--- START OF Record set ---
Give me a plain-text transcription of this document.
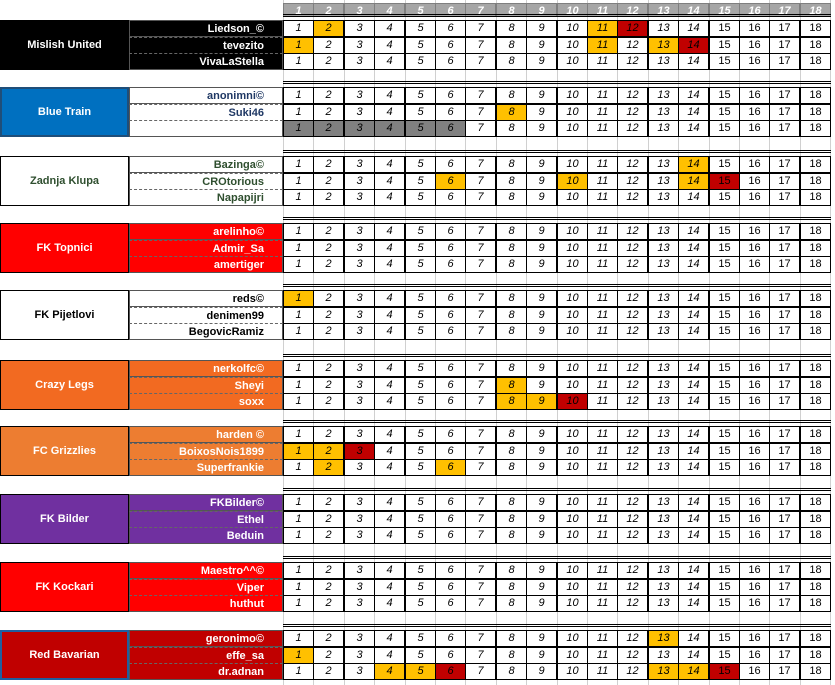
1	2	3	4	5	6	7	8	9	10	11	12	13	14	15	16	17	18
Mislish United
Liedson_©	1	2	3	4	5	6	7	8	9	10	11	12	13	14	15	16	17	18
tevezito	1	2	3	4	5	6	7	8	9	10	11	12	13	14	15	16	17	18
VivaLaStella	1	2	3	4	5	6	7	8	9	10	11	12	13	14	15	16	17	18
Blue Train
anonimni©	1	2	3	4	5	6	7	8	9	10	11	12	13	14	15	16	17	18
Suki46	1	2	3	4	5	6	7	8	9	10	11	12	13	14	15	16	17	18
1	2	3	4	5	6	7	8	9	10	11	12	13	14	15	16	17	18
Zadnja Klupa
Bazinga©	1	2	3	4	5	6	7	8	9	10	11	12	13	14	15	16	17	18
CROtorious	1	2	3	4	5	6	7	8	9	10	11	12	13	14	15	16	17	18
Napapijri	1	2	3	4	5	6	7	8	9	10	11	12	13	14	15	16	17	18
FK Topnici
arelinho©	1	2	3	4	5	6	7	8	9	10	11	12	13	14	15	16	17	18
Admir_Sa	1	2	3	4	5	6	7	8	9	10	11	12	13	14	15	16	17	18
amertiger	1	2	3	4	5	6	7	8	9	10	11	12	13	14	15	16	17	18
FK Pijetlovi
reds©	1	2	3	4	5	6	7	8	9	10	11	12	13	14	15	16	17	18
denimen99	1	2	3	4	5	6	7	8	9	10	11	12	13	14	15	16	17	18
BegovicRamiz	1	2	3	4	5	6	7	8	9	10	11	12	13	14	15	16	17	18
Crazy Legs
nerkolfc©	1	2	3	4	5	6	7	8	9	10	11	12	13	14	15	16	17	18
Sheyi	1	2	3	4	5	6	7	8	9	10	11	12	13	14	15	16	17	18
soxx	1	2	3	4	5	6	7	8	9	10	11	12	13	14	15	16	17	18
FC Grizzlies
harden ©	1	2	3	4	5	6	7	8	9	10	11	12	13	14	15	16	17	18
BoixosNois1899	1	2	3	4	5	6	7	8	9	10	11	12	13	14	15	16	17	18
Superfrankie	1	2	3	4	5	6	7	8	9	10	11	12	13	14	15	16	17	18
FK Bilder
FKBilder©	1	2	3	4	5	6	7	8	9	10	11	12	13	14	15	16	17	18
Ethel	1	2	3	4	5	6	7	8	9	10	11	12	13	14	15	16	17	18
Beduin	1	2	3	4	5	6	7	8	9	10	11	12	13	14	15	16	17	18
FK Kockari
Maestro^^©	1	2	3	4	5	6	7	8	9	10	11	12	13	14	15	16	17	18
Viper	1	2	3	4	5	6	7	8	9	10	11	12	13	14	15	16	17	18
huthut	1	2	3	4	5	6	7	8	9	10	11	12	13	14	15	16	17	18
Red Bavarian
geronimo©	1	2	3	4	5	6	7	8	9	10	11	12	13	14	15	16	17	18
effe_sa	1	2	3	4	5	6	7	8	9	10	11	12	13	14	15	16	17	18
dr.adnan	1	2	3	4	5	6	7	8	9	10	11	12	13	14	15	16	17	18
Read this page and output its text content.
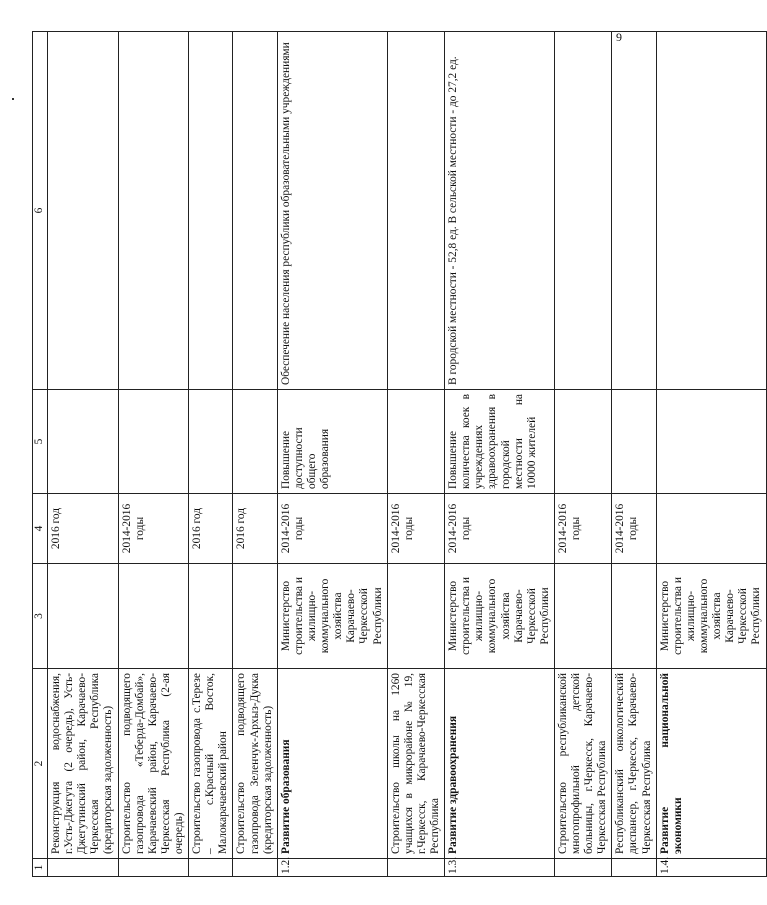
9
1	2	3	4	5	6
	Реконструкция водоснабжения, г.Усть-Джегута (2 очередь), Усть-Джегутинский район, Карачаево-Черкесская Республика (кредиторская задолженность)		2016 год		
	Строительство подводящего газопровода «Теберда-Домбай», Карачаевский район, Карачаево-Черкесская Республика (2-ая очередь)		2014-2016 годы		
	Строительство газопровода с.Терезе – с.Красный Восток, Малокарачаевский район		2016 год		
	Строительство подводящего газопровода Зеленчук-Архыз-Дукка (кредиторская задолженность)		2016 год		
1.2.	Развитие образования	Министерство строительства и жилищно-коммунального хозяйства Карачаево-Черкесской Республики	2014-2016 годы	Повышение доступности общего образования	Обеспечение населения республики образовательными учреждениями
	Строительство школы на 1260 учащихся в микрорайоне № 19, г.Черкесск, Карачаево-Черкесская Республика		2014-2016 годы		
1.3.	Развитие здравоохранения	Министерство строительства и жилищно-коммунального хозяйства Карачаево-Черкесской Республики	2014-2016 годы	Повышение количества коек в учреждениях здравоохранения в городской местности на 10000 жителей	В городской местности - 52,8 ед. В сельской местности - до 27,2 ед.
	Строительство республиканской многопрофильной детской больницы, г.Черкесск, Карачаево-Черкесская Республика		2014-2016 годы		
	Республиканский онкологический диспансер, г.Черкесск, Карачаево-Черкесская Республика		2014-2016 годы		
1.4.	Развитие национальной экономики	Министерство строительства и жилищно-коммунального хозяйства Карачаево-Черкесской Республики			
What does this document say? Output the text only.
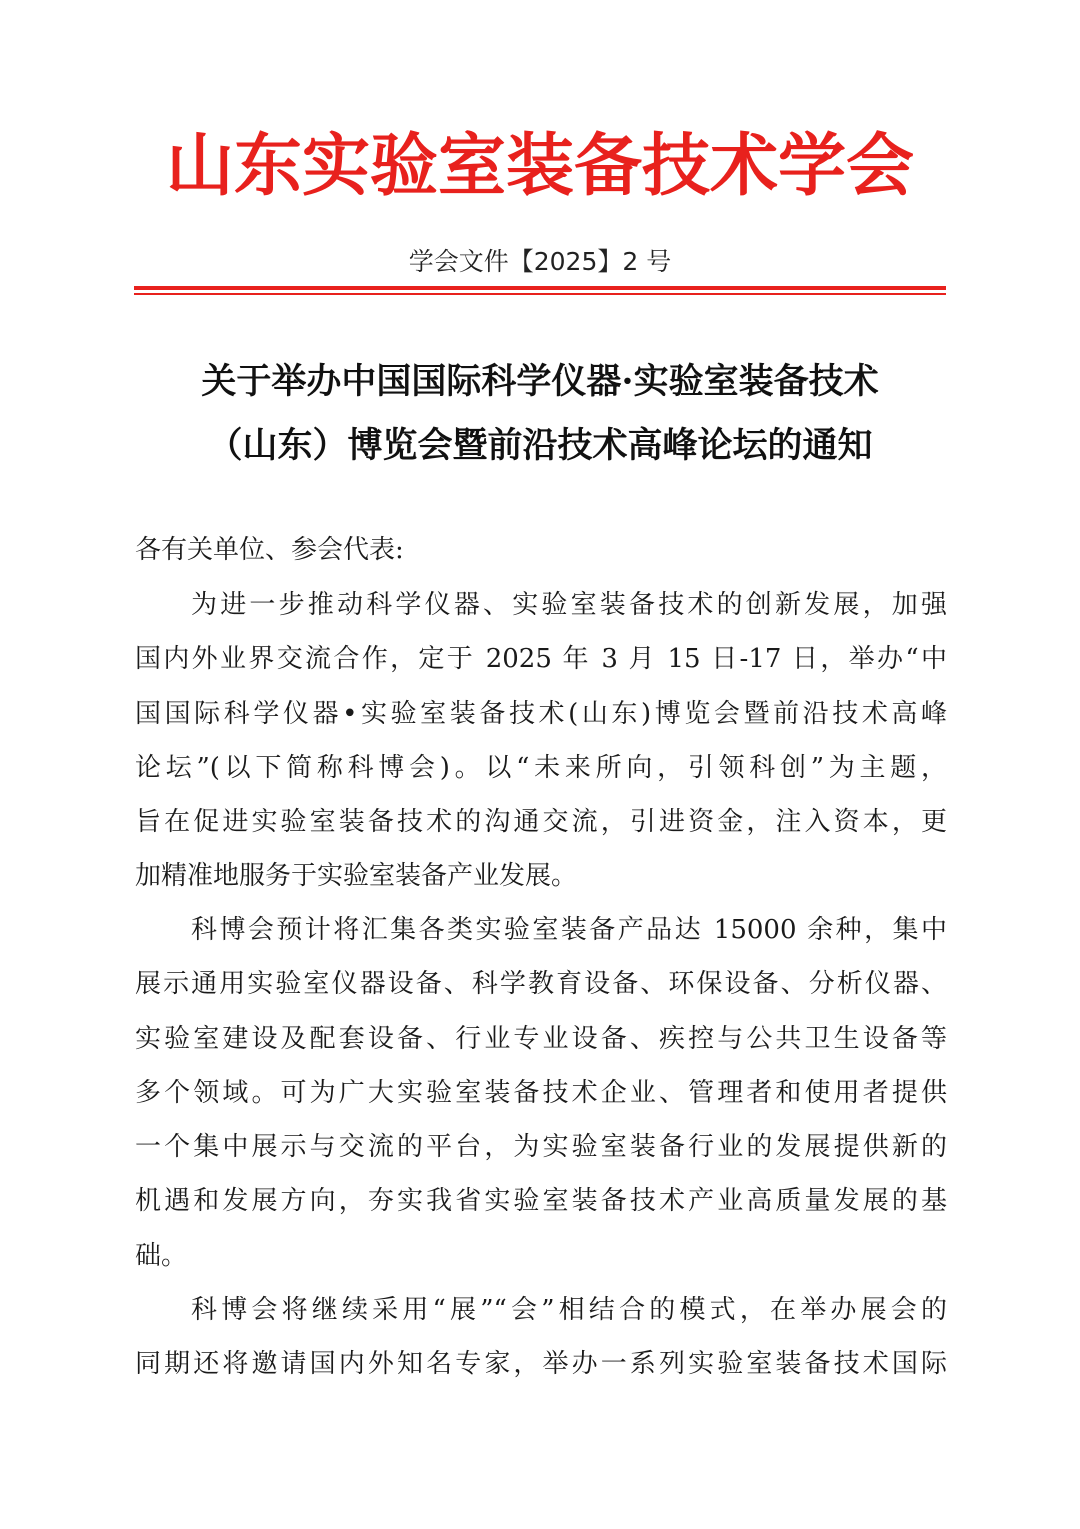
山东实验室装备技术学会
学会文件【2025】2 号
关于举办中国国际科学仪器·实验室装备技术
（山东）博览会暨前沿技术高峰论坛的通知
各有关单位、参会代表:
为进一步推动科学仪器、实验室装备技术的创新发展，加强
国内外业界交流合作，定于 2025 年 3 月 15 日-17 日，举办“中
国国际科学仪器•实验室装备技术(山东)博览会暨前沿技术高峰
论坛”(以下简称科博会)。以“未来所向，引领科创”为主题，
旨在促进实验室装备技术的沟通交流，引进资金，注入资本，更
加精准地服务于实验室装备产业发展。
科博会预计将汇集各类实验室装备产品达 15000 余种，集中
展示通用实验室仪器设备、科学教育设备、环保设备、分析仪器、
实验室建设及配套设备、行业专业设备、疾控与公共卫生设备等
多个领域。可为广大实验室装备技术企业、管理者和使用者提供
一个集中展示与交流的平台，为实验室装备行业的发展提供新的
机遇和发展方向，夯实我省实验室装备技术产业高质量发展的基
础。
科博会将继续采用“展”“会”相结合的模式，在举办展会的
同期还将邀请国内外知名专家，举办一系列实验室装备技术国际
--- END OF Record set ---
> What the task requires
Reproduce all of the material exactly, apart from the pictures.

> Correct output
Give me a plain-text transcription of this document.
1	2	3	4	5	6	7	8	9	10	11	12	13	14	15	16	17	18
Mislish United
Liedson_©	1	2	3	4	5	6	7	8	9	10	11	12	13	14	15	16	17	18
tevezito	1	2	3	4	5	6	7	8	9	10	11	12	13	14	15	16	17	18
VivaLaStella	1	2	3	4	5	6	7	8	9	10	11	12	13	14	15	16	17	18
Blue Train
anonimni©	1	2	3	4	5	6	7	8	9	10	11	12	13	14	15	16	17	18
Suki46	1	2	3	4	5	6	7	8	9	10	11	12	13	14	15	16	17	18
1	2	3	4	5	6	7	8	9	10	11	12	13	14	15	16	17	18
Zadnja Klupa
Bazinga©	1	2	3	4	5	6	7	8	9	10	11	12	13	14	15	16	17	18
CROtorious	1	2	3	4	5	6	7	8	9	10	11	12	13	14	15	16	17	18
Napapijri	1	2	3	4	5	6	7	8	9	10	11	12	13	14	15	16	17	18
FK Topnici
arelinho©	1	2	3	4	5	6	7	8	9	10	11	12	13	14	15	16	17	18
Admir_Sa	1	2	3	4	5	6	7	8	9	10	11	12	13	14	15	16	17	18
amertiger	1	2	3	4	5	6	7	8	9	10	11	12	13	14	15	16	17	18
FK Pijetlovi
reds©	1	2	3	4	5	6	7	8	9	10	11	12	13	14	15	16	17	18
denimen99	1	2	3	4	5	6	7	8	9	10	11	12	13	14	15	16	17	18
BegovicRamiz	1	2	3	4	5	6	7	8	9	10	11	12	13	14	15	16	17	18
Crazy Legs
nerkolfc©	1	2	3	4	5	6	7	8	9	10	11	12	13	14	15	16	17	18
Sheyi	1	2	3	4	5	6	7	8	9	10	11	12	13	14	15	16	17	18
soxx	1	2	3	4	5	6	7	8	9	10	11	12	13	14	15	16	17	18
FC Grizzlies
harden ©	1	2	3	4	5	6	7	8	9	10	11	12	13	14	15	16	17	18
BoixosNois1899	1	2	3	4	5	6	7	8	9	10	11	12	13	14	15	16	17	18
Superfrankie	1	2	3	4	5	6	7	8	9	10	11	12	13	14	15	16	17	18
FK Bilder
FKBilder©	1	2	3	4	5	6	7	8	9	10	11	12	13	14	15	16	17	18
Ethel	1	2	3	4	5	6	7	8	9	10	11	12	13	14	15	16	17	18
Beduin	1	2	3	4	5	6	7	8	9	10	11	12	13	14	15	16	17	18
FK Kockari
Maestro^^©	1	2	3	4	5	6	7	8	9	10	11	12	13	14	15	16	17	18
Viper	1	2	3	4	5	6	7	8	9	10	11	12	13	14	15	16	17	18
huthut	1	2	3	4	5	6	7	8	9	10	11	12	13	14	15	16	17	18
Red Bavarian
geronimo©	1	2	3	4	5	6	7	8	9	10	11	12	13	14	15	16	17	18
effe_sa	1	2	3	4	5	6	7	8	9	10	11	12	13	14	15	16	17	18
dr.adnan	1	2	3	4	5	6	7	8	9	10	11	12	13	14	15	16	17	18
Read this page and output its text content.
9
1	2	3	4	5	6
	Реконструкция водоснабжения, г.Усть-Джегута (2 очередь), Усть-Джегутинский район, Карачаево-Черкесская Республика (кредиторская задолженность)		2016 год		
	Строительство подводящего газопровода «Теберда-Домбай», Карачаевский район, Карачаево-Черкесская Республика (2-ая очередь)		2014-2016 годы		
	Строительство газопровода с.Терезе – с.Красный Восток, Малокарачаевский район		2016 год		
	Строительство подводящего газопровода Зеленчук-Архыз-Дукка (кредиторская задолженность)		2016 год		
1.2.	Развитие образования	Министерство строительства и жилищно-коммунального хозяйства Карачаево-Черкесской Республики	2014-2016 годы	Повышение доступности общего образования	Обеспечение населения республики образовательными учреждениями
	Строительство школы на 1260 учащихся в микрорайоне № 19, г.Черкесск, Карачаево-Черкесская Республика		2014-2016 годы		
1.3.	Развитие здравоохранения	Министерство строительства и жилищно-коммунального хозяйства Карачаево-Черкесской Республики	2014-2016 годы	Повышение количества коек в учреждениях здравоохранения в городской местности на 10000 жителей	В городской местности - 52,8 ед. В сельской местности - до 27,2 ед.
	Строительство республиканской многопрофильной детской больницы, г.Черкесск, Карачаево-Черкесская Республика		2014-2016 годы		
	Республиканский онкологический диспансер, г.Черкесск, Карачаево-Черкесская Республика		2014-2016 годы		
1.4.	Развитие национальной экономики	Министерство строительства и жилищно-коммунального хозяйства Карачаево-Черкесской Республики			
What does this document say? Output the text only.
山东实验室装备技术学会
学会文件【2025】2 号
关于举办中国国际科学仪器·实验室装备技术
（山东）博览会暨前沿技术高峰论坛的通知
各有关单位、参会代表:
为进一步推动科学仪器、实验室装备技术的创新发展，加强
国内外业界交流合作，定于 2025 年 3 月 15 日-17 日，举办“中
国国际科学仪器•实验室装备技术(山东)博览会暨前沿技术高峰
论坛”(以下简称科博会)。以“未来所向，引领科创”为主题，
旨在促进实验室装备技术的沟通交流，引进资金，注入资本，更
加精准地服务于实验室装备产业发展。
科博会预计将汇集各类实验室装备产品达 15000 余种，集中
展示通用实验室仪器设备、科学教育设备、环保设备、分析仪器、
实验室建设及配套设备、行业专业设备、疾控与公共卫生设备等
多个领域。可为广大实验室装备技术企业、管理者和使用者提供
一个集中展示与交流的平台，为实验室装备行业的发展提供新的
机遇和发展方向，夯实我省实验室装备技术产业高质量发展的基
础。
科博会将继续采用“展”“会”相结合的模式，在举办展会的
同期还将邀请国内外知名专家，举办一系列实验室装备技术国际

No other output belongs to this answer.